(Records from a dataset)

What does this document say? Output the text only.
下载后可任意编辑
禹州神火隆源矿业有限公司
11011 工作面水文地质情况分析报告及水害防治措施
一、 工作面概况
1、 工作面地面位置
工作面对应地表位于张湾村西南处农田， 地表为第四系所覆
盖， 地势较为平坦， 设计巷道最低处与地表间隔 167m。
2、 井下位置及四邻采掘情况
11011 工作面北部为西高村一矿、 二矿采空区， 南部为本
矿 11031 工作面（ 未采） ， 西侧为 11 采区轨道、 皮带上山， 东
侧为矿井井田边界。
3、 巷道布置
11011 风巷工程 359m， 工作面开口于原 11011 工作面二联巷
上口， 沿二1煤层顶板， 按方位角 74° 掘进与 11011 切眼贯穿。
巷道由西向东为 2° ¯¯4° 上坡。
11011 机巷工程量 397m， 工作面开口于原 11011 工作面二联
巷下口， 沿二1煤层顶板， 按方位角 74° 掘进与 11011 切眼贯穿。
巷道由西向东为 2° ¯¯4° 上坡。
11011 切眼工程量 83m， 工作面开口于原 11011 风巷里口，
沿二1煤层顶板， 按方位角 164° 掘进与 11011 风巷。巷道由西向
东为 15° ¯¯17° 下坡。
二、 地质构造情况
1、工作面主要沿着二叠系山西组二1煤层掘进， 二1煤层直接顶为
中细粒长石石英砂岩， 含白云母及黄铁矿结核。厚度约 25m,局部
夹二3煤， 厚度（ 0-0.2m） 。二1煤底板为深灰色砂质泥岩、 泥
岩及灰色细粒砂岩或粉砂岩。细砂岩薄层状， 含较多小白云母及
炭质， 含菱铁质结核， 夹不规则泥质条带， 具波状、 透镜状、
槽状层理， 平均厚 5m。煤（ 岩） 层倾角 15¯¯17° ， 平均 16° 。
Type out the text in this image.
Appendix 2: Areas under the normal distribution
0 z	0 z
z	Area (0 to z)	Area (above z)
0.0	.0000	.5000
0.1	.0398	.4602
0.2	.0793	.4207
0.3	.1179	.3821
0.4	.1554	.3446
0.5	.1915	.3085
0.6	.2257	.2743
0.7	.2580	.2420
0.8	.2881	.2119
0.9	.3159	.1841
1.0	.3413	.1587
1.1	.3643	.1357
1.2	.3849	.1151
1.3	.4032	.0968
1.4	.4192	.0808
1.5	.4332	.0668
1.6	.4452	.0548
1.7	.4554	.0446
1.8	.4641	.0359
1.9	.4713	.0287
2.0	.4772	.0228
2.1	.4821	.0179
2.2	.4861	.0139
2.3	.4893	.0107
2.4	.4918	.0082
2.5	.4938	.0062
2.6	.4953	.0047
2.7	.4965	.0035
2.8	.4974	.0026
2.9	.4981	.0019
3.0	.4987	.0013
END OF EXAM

SET TASK: Go through the records above and copy every line with the word "text".

SOLUTION FOR THIS TASK:
What does this document say? Output the text only.
Type out the text in this image.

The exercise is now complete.